** Objective **
Repeat the full listing, word for word.

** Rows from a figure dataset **
━━━━━━━━━━
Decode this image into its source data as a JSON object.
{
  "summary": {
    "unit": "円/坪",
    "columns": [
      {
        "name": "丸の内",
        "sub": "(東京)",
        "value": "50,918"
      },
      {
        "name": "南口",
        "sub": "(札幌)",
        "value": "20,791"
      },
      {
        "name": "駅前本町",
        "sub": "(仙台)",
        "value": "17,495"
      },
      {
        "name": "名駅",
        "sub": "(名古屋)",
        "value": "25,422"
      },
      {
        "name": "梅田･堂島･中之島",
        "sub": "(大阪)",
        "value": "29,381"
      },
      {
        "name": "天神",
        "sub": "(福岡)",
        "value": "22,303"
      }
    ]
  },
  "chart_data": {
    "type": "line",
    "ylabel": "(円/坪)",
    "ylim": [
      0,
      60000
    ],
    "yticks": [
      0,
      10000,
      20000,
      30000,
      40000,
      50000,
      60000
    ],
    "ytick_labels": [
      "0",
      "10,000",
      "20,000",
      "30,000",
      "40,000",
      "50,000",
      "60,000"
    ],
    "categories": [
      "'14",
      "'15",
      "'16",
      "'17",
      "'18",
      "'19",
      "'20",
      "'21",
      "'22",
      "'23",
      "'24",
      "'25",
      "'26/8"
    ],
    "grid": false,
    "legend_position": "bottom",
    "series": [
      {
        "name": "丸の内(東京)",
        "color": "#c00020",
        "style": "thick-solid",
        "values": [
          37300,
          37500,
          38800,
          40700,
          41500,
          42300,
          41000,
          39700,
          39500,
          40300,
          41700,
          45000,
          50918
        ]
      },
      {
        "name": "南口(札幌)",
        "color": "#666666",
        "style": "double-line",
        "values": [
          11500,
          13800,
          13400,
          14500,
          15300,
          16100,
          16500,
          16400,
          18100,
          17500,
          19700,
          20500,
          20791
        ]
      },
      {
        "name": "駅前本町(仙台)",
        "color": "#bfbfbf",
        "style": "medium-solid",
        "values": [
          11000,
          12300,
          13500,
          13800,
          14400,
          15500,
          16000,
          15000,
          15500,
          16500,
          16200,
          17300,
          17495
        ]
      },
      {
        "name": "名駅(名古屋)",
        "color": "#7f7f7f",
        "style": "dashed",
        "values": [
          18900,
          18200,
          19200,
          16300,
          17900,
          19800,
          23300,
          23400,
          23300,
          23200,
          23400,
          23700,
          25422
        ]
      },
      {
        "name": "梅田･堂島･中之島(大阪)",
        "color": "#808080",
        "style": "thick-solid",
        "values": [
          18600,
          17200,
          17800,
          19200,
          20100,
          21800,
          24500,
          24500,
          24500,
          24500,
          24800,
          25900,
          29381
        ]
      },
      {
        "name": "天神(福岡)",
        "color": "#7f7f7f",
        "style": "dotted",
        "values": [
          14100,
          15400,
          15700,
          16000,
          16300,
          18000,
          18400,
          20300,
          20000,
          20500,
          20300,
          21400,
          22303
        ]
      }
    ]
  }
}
━━━━━━━━━━
** Solution to this problem **
Decode this image into its source data as a JSON object.
{
  "summary": {
    "unit": "円/坪",
    "columns": [
      {
        "name": "丸の内",
        "sub": "(東京)",
        "value": "50,918"
      },
      {
        "name": "南口",
        "sub": "(札幌)",
        "value": "20,791"
      },
      {
        "name": "駅前本町",
        "sub": "(仙台)",
        "value": "17,495"
      },
      {
        "name": "名駅",
        "sub": "(名古屋)",
        "value": "25,422"
      },
      {
        "name": "梅田･堂島･中之島",
        "sub": "(大阪)",
        "value": "29,381"
      },
      {
        "name": "天神",
        "sub": "(福岡)",
        "value": "22,303"
      }
    ]
  },
  "chart_data": {
    "type": "line",
    "ylabel": "(円/坪)",
    "ylim": [
      0,
      60000
    ],
    "yticks": [
      0,
      10000,
      20000,
      30000,
      40000,
      50000,
      60000
    ],
    "ytick_labels": [
      "0",
      "10,000",
      "20,000",
      "30,000",
      "40,000",
      "50,000",
      "60,000"
    ],
    "categories": [
      "'14",
      "'15",
      "'16",
      "'17",
      "'18",
      "'19",
      "'20",
      "'21",
      "'22",
      "'23",
      "'24",
      "'25",
      "'26/8"
    ],
    "grid": false,
    "legend_position": "bottom",
    "series": [
      {
        "name": "丸の内(東京)",
        "color": "#c00020",
        "style": "thick-solid",
        "values": [
          37300,
          37500,
          38800,
          40700,
          41500,
          42300,
          41000,
          39700,
          39500,
          40300,
          41700,
          45000,
          50918
        ]
      },
      {
        "name": "南口(札幌)",
        "color": "#666666",
        "style": "double-line",
        "values": [
          11500,
          13800,
          13400,
          14500,
          15300,
          16100,
          16500,
          16400,
          18100,
          17500,
          19700,
          20500,
          20791
        ]
      },
      {
        "name": "駅前本町(仙台)",
        "color": "#bfbfbf",
        "style": "medium-solid",
        "values": [
          11000,
          12300,
          13500,
          13800,
          14400,
          15500,
          16000,
          15000,
          15500,
          16500,
          16200,
          17300,
          17495
        ]
      },
      {
        "name": "名駅(名古屋)",
        "color": "#7f7f7f",
        "style": "dashed",
        "values": [
          18900,
          18200,
          19200,
          16300,
          17900,
          19800,
          23300,
          23400,
          23300,
          23200,
          23400,
          23700,
          25422
        ]
      },
      {
        "name": "梅田･堂島･中之島(大阪)",
        "color": "#808080",
        "style": "thick-solid",
        "values": [
          18600,
          17200,
          17800,
          19200,
          20100,
          21800,
          24500,
          24500,
          24500,
          24500,
          24800,
          25900,
          29381
        ]
      },
      {
        "name": "天神(福岡)",
        "color": "#7f7f7f",
        "style": "dotted",
        "values": [
          14100,
          15400,
          15700,
          16000,
          16300,
          18000,
          18400,
          20300,
          20000,
          20500,
          20300,
          21400,
          22303
        ]
      }
    ]
  }
}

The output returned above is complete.